Dataset records:
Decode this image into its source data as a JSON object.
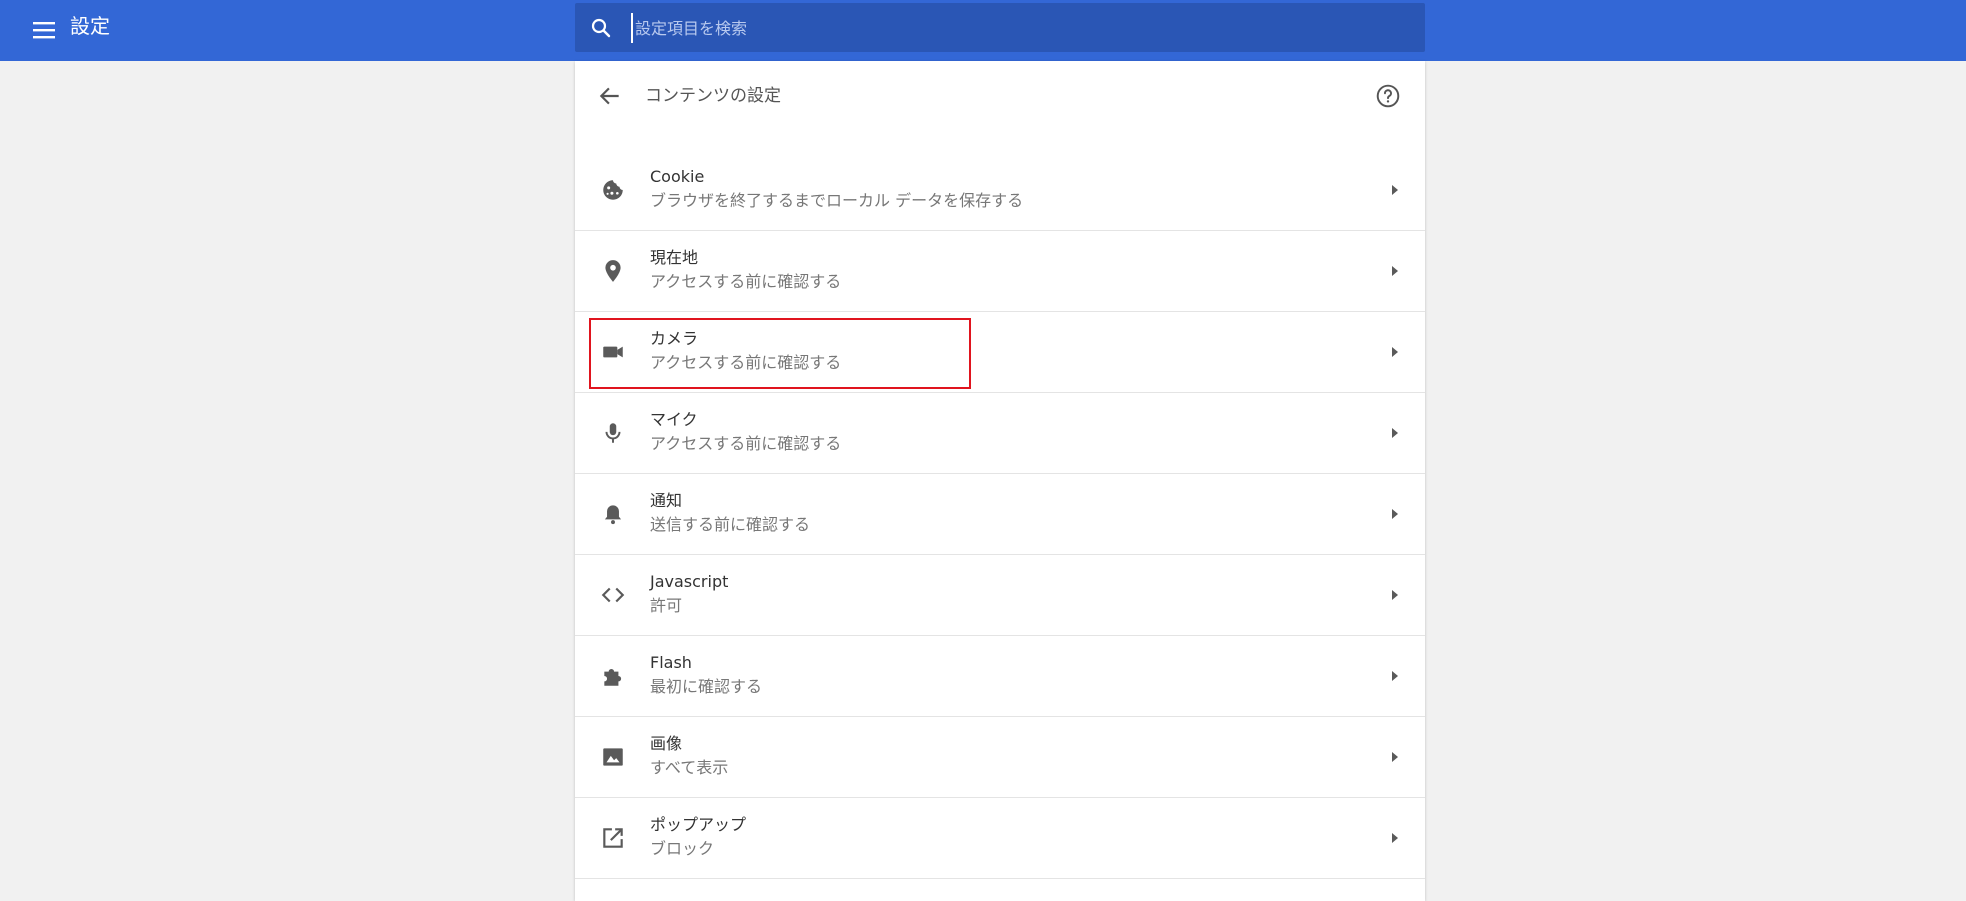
{
  "header": {
    "title": "設定",
    "menu_icon": "hamburger-menu-icon",
    "search": {
      "placeholder": "設定項目を検索",
      "value": ""
    }
  },
  "page": {
    "title": "コンテンツの設定",
    "back_icon": "arrow-back-icon",
    "help_icon": "help-icon"
  },
  "settings": [
    {
      "label": "Cookie",
      "sub": "ブラウザを終了するまでローカル データを保存する",
      "icon": "cookie-icon"
    },
    {
      "label": "現在地",
      "sub": "アクセスする前に確認する",
      "icon": "location-pin-icon"
    },
    {
      "label": "カメラ",
      "sub": "アクセスする前に確認する",
      "icon": "camera-icon"
    },
    {
      "label": "マイク",
      "sub": "アクセスする前に確認する",
      "icon": "microphone-icon"
    },
    {
      "label": "通知",
      "sub": "送信する前に確認する",
      "icon": "bell-icon"
    },
    {
      "label": "Javascript",
      "sub": "許可",
      "icon": "code-icon"
    },
    {
      "label": "Flash",
      "sub": "最初に確認する",
      "icon": "puzzle-icon"
    },
    {
      "label": "画像",
      "sub": "すべて表示",
      "icon": "image-icon"
    },
    {
      "label": "ポップアップ",
      "sub": "ブロック",
      "icon": "open-in-new-icon"
    }
  ],
  "colors": {
    "header_bg": "#3367d6",
    "search_bg": "#2a56b5",
    "highlight": "#e0141e",
    "icon": "#5a5a5a"
  }
}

Set task:
Transcribe the whole listing exactly. Pictures stay out of your copy.

Exercise response:
Decode this image into its source data as a JSON object.
{
  "header": {
    "title": "設定",
    "menu_icon": "hamburger-menu-icon",
    "search": {
      "placeholder": "設定項目を検索",
      "value": ""
    }
  },
  "page": {
    "title": "コンテンツの設定",
    "back_icon": "arrow-back-icon",
    "help_icon": "help-icon"
  },
  "settings": [
    {
      "label": "Cookie",
      "sub": "ブラウザを終了するまでローカル データを保存する",
      "icon": "cookie-icon"
    },
    {
      "label": "現在地",
      "sub": "アクセスする前に確認する",
      "icon": "location-pin-icon"
    },
    {
      "label": "カメラ",
      "sub": "アクセスする前に確認する",
      "icon": "camera-icon"
    },
    {
      "label": "マイク",
      "sub": "アクセスする前に確認する",
      "icon": "microphone-icon"
    },
    {
      "label": "通知",
      "sub": "送信する前に確認する",
      "icon": "bell-icon"
    },
    {
      "label": "Javascript",
      "sub": "許可",
      "icon": "code-icon"
    },
    {
      "label": "Flash",
      "sub": "最初に確認する",
      "icon": "puzzle-icon"
    },
    {
      "label": "画像",
      "sub": "すべて表示",
      "icon": "image-icon"
    },
    {
      "label": "ポップアップ",
      "sub": "ブロック",
      "icon": "open-in-new-icon"
    }
  ],
  "colors": {
    "header_bg": "#3367d6",
    "search_bg": "#2a56b5",
    "highlight": "#e0141e",
    "icon": "#5a5a5a"
  }
}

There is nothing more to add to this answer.